**Job:**
In the listing below, locate the lines that hold "hilos" and copy them.

**The data:**

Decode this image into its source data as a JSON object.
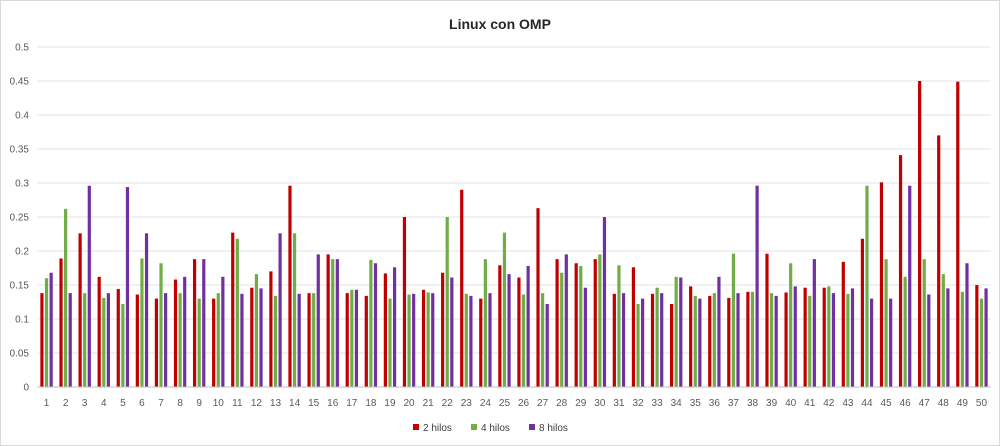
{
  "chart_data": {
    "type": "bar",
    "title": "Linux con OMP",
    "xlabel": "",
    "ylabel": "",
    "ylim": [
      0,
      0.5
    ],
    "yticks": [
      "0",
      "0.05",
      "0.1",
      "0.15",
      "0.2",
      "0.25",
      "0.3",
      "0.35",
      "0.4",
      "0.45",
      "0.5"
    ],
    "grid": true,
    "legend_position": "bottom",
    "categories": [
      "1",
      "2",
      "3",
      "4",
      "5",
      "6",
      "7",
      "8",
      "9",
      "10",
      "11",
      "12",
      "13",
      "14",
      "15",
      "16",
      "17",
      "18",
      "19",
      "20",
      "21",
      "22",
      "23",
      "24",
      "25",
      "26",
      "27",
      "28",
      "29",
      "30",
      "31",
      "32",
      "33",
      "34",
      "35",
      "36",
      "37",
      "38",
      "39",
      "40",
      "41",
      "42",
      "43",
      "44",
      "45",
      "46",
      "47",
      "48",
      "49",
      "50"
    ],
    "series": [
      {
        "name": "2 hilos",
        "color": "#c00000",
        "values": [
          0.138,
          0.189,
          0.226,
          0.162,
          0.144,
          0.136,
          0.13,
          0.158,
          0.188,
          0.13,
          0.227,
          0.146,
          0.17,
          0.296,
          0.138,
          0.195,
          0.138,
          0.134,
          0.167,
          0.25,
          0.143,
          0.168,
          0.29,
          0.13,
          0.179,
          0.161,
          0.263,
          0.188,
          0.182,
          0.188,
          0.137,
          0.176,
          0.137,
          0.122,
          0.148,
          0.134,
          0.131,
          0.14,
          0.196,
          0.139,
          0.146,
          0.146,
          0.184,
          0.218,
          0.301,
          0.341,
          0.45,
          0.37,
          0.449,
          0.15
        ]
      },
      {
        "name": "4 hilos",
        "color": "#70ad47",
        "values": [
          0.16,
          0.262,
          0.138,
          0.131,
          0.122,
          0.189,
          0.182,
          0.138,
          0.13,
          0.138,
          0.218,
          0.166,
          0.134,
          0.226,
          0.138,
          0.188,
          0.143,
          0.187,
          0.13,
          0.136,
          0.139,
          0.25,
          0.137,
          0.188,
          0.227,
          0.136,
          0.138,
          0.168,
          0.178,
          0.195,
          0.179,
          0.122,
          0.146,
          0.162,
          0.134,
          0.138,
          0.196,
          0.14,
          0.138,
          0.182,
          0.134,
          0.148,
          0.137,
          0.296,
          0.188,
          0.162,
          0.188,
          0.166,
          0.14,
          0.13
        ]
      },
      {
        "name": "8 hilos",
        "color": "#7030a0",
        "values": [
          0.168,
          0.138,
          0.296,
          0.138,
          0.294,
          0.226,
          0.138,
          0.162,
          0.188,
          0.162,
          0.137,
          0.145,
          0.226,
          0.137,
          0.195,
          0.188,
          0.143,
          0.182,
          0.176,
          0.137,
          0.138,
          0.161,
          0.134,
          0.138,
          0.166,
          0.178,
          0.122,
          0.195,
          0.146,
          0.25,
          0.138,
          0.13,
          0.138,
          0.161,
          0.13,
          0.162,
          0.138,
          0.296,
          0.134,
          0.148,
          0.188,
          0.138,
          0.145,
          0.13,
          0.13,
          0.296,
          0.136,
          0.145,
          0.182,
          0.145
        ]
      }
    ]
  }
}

**Output below:**
        "name": "2 hilos",
        "name": "4 hilos",
        "name": "8 hilos",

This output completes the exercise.